↓

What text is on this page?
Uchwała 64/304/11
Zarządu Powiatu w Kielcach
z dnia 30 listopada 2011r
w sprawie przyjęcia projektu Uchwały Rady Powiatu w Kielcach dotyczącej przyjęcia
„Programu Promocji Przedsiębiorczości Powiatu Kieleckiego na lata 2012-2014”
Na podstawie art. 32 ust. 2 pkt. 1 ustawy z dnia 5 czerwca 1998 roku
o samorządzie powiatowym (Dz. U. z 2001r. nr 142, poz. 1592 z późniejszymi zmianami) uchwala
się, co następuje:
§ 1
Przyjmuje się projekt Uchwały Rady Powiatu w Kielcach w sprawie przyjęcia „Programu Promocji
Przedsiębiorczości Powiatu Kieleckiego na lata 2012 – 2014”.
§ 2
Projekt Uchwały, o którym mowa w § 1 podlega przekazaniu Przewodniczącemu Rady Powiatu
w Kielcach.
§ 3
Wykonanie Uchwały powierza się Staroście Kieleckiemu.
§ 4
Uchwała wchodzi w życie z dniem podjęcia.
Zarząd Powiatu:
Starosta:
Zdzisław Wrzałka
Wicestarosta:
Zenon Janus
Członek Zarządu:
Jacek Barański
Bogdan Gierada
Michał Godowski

↑

▶ _EXERCISE DIRECTIONS_: Write out the whole listing exactly.

▶ _ANSWER FOR THE TASK_:
What text is on this page?
Uchwała 64/304/11
Zarządu Powiatu w Kielcach
z dnia 30 listopada 2011r
w sprawie przyjęcia projektu Uchwały Rady Powiatu w Kielcach dotyczącej przyjęcia
„Programu Promocji Przedsiębiorczości Powiatu Kieleckiego na lata 2012-2014”
Na podstawie art. 32 ust. 2 pkt. 1 ustawy z dnia 5 czerwca 1998 roku
o samorządzie powiatowym (Dz. U. z 2001r. nr 142, poz. 1592 z późniejszymi zmianami) uchwala
się, co następuje:
§ 1
Przyjmuje się projekt Uchwały Rady Powiatu w Kielcach w sprawie przyjęcia „Programu Promocji
Przedsiębiorczości Powiatu Kieleckiego na lata 2012 – 2014”.
§ 2
Projekt Uchwały, o którym mowa w § 1 podlega przekazaniu Przewodniczącemu Rady Powiatu
w Kielcach.
§ 3
Wykonanie Uchwały powierza się Staroście Kieleckiemu.
§ 4
Uchwała wchodzi w życie z dniem podjęcia.
Zarząd Powiatu:
Starosta:
Zdzisław Wrzałka
Wicestarosta:
Zenon Janus
Członek Zarządu:
Jacek Barański
Bogdan Gierada
Michał Godowski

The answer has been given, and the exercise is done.